Dataset excerpt

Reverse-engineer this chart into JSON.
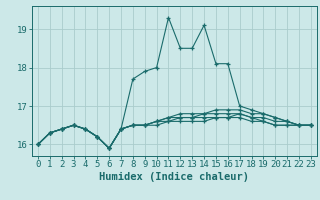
{
  "title": "",
  "xlabel": "Humidex (Indice chaleur)",
  "bg_color": "#cce8e8",
  "grid_color": "#aacccc",
  "line_color": "#1a6b6b",
  "xlim": [
    -0.5,
    23.5
  ],
  "ylim": [
    15.7,
    19.6
  ],
  "yticks": [
    16,
    17,
    18,
    19
  ],
  "xticks": [
    0,
    1,
    2,
    3,
    4,
    5,
    6,
    7,
    8,
    9,
    10,
    11,
    12,
    13,
    14,
    15,
    16,
    17,
    18,
    19,
    20,
    21,
    22,
    23
  ],
  "lines": [
    [
      16.0,
      16.3,
      16.4,
      16.5,
      16.4,
      16.2,
      15.9,
      16.4,
      17.7,
      17.9,
      18.0,
      19.3,
      18.5,
      18.5,
      19.1,
      18.1,
      18.1,
      17.0,
      16.9,
      16.8,
      16.7,
      16.6,
      16.5,
      16.5
    ],
    [
      16.0,
      16.3,
      16.4,
      16.5,
      16.4,
      16.2,
      15.9,
      16.4,
      16.5,
      16.5,
      16.5,
      16.6,
      16.6,
      16.6,
      16.6,
      16.7,
      16.7,
      16.7,
      16.6,
      16.6,
      16.5,
      16.5,
      16.5,
      16.5
    ],
    [
      16.0,
      16.3,
      16.4,
      16.5,
      16.4,
      16.2,
      15.9,
      16.4,
      16.5,
      16.5,
      16.6,
      16.6,
      16.7,
      16.7,
      16.7,
      16.7,
      16.7,
      16.8,
      16.7,
      16.6,
      16.5,
      16.5,
      16.5,
      16.5
    ],
    [
      16.0,
      16.3,
      16.4,
      16.5,
      16.4,
      16.2,
      15.9,
      16.4,
      16.5,
      16.5,
      16.6,
      16.7,
      16.7,
      16.7,
      16.8,
      16.8,
      16.8,
      16.8,
      16.7,
      16.7,
      16.6,
      16.6,
      16.5,
      16.5
    ],
    [
      16.0,
      16.3,
      16.4,
      16.5,
      16.4,
      16.2,
      15.9,
      16.4,
      16.5,
      16.5,
      16.6,
      16.7,
      16.8,
      16.8,
      16.8,
      16.9,
      16.9,
      16.9,
      16.8,
      16.8,
      16.7,
      16.6,
      16.5,
      16.5
    ]
  ],
  "tick_fontsize": 6.5,
  "xlabel_fontsize": 7.5
}
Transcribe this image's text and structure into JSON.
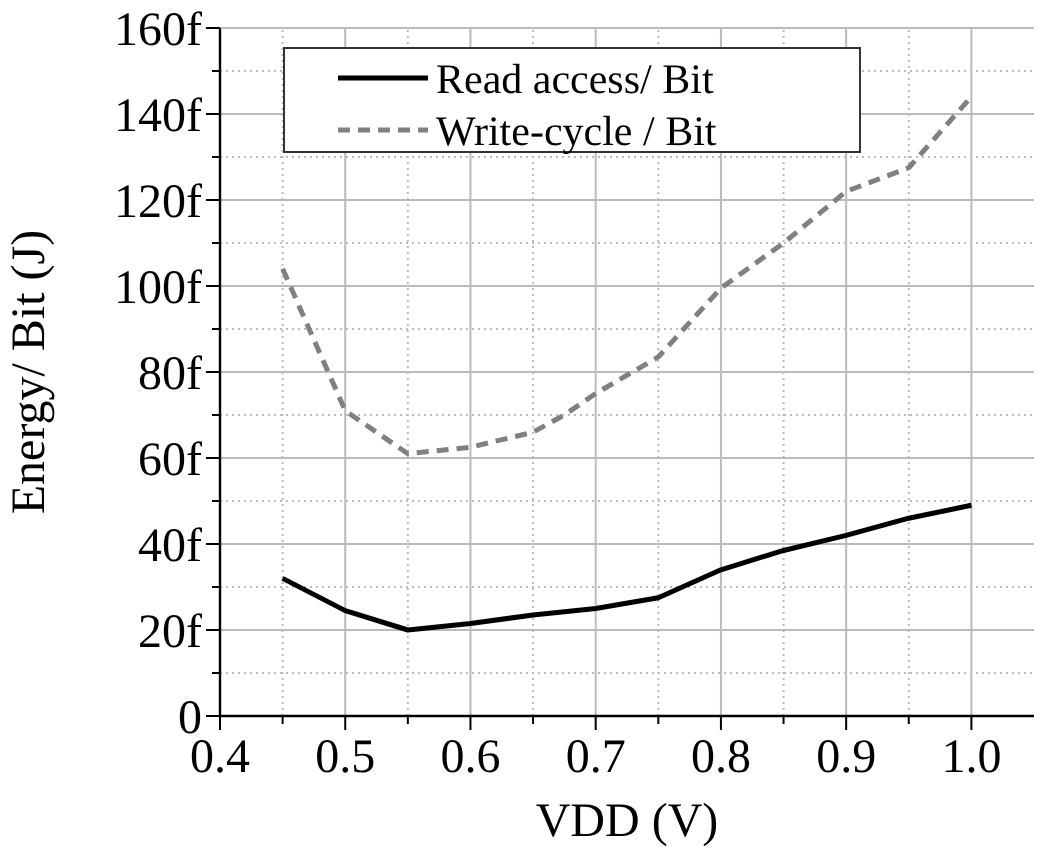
{
  "chart_data": {
    "type": "line",
    "xlabel": "VDD (V)",
    "ylabel": "Energy/ Bit (J)",
    "xlim": [
      0.4,
      1.05
    ],
    "ylim": [
      0,
      160
    ],
    "xticks": [
      0.4,
      {
        "value": 0.45,
        "label": null
      },
      0.5,
      {
        "value": 0.55,
        "label": null
      },
      0.6,
      {
        "value": 0.65,
        "label": null
      },
      0.7,
      {
        "value": 0.75,
        "label": null
      },
      0.8,
      {
        "value": 0.85,
        "label": null
      },
      0.9,
      {
        "value": 0.95,
        "label": null
      },
      {
        "value": 1,
        "label": "1.0"
      }
    ],
    "yticks": [
      0,
      {
        "value": 10,
        "label": null
      },
      {
        "value": 20,
        "label": "20f"
      },
      {
        "value": 30,
        "label": null
      },
      {
        "value": 40,
        "label": "40f"
      },
      {
        "value": 50,
        "label": null
      },
      {
        "value": 60,
        "label": "60f"
      },
      {
        "value": 70,
        "label": null
      },
      {
        "value": 80,
        "label": "80f"
      },
      {
        "value": 90,
        "label": null
      },
      {
        "value": 100,
        "label": "100f"
      },
      {
        "value": 110,
        "label": null
      },
      {
        "value": 120,
        "label": "120f"
      },
      {
        "value": 130,
        "label": null
      },
      {
        "value": 140,
        "label": "140f"
      },
      {
        "value": 150,
        "label": null
      },
      {
        "value": 160,
        "label": "160f"
      }
    ],
    "grid": true,
    "legend": "top left",
    "series": [
      {
        "name": "Read access/ Bit",
        "color": "#000000",
        "line_style": "solid",
        "x": [
          0.45,
          0.5,
          0.55,
          0.6,
          0.65,
          0.7,
          0.75,
          0.8,
          0.85,
          0.9,
          0.95,
          1.0
        ],
        "values": [
          32,
          24.5,
          20,
          21.5,
          23.5,
          25,
          27.5,
          34,
          38.5,
          42,
          46,
          49
        ]
      },
      {
        "name": "Write-cycle / Bit",
        "color": "#808080",
        "line_style": "dashed",
        "x": [
          0.45,
          0.5,
          0.55,
          0.6,
          0.65,
          0.675,
          0.7,
          0.75,
          0.8,
          0.85,
          0.9,
          0.95,
          1.0
        ],
        "values": [
          104,
          71,
          61,
          62.5,
          66,
          70,
          75,
          83.5,
          99.5,
          110,
          122,
          127.5,
          144
        ]
      }
    ]
  }
}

Goal:
From the data, pick out every line that includes "this".

Reply to the exercise:
Reverse-engineer this chart into JSON.
Transcribe this image's text and structure into JSON.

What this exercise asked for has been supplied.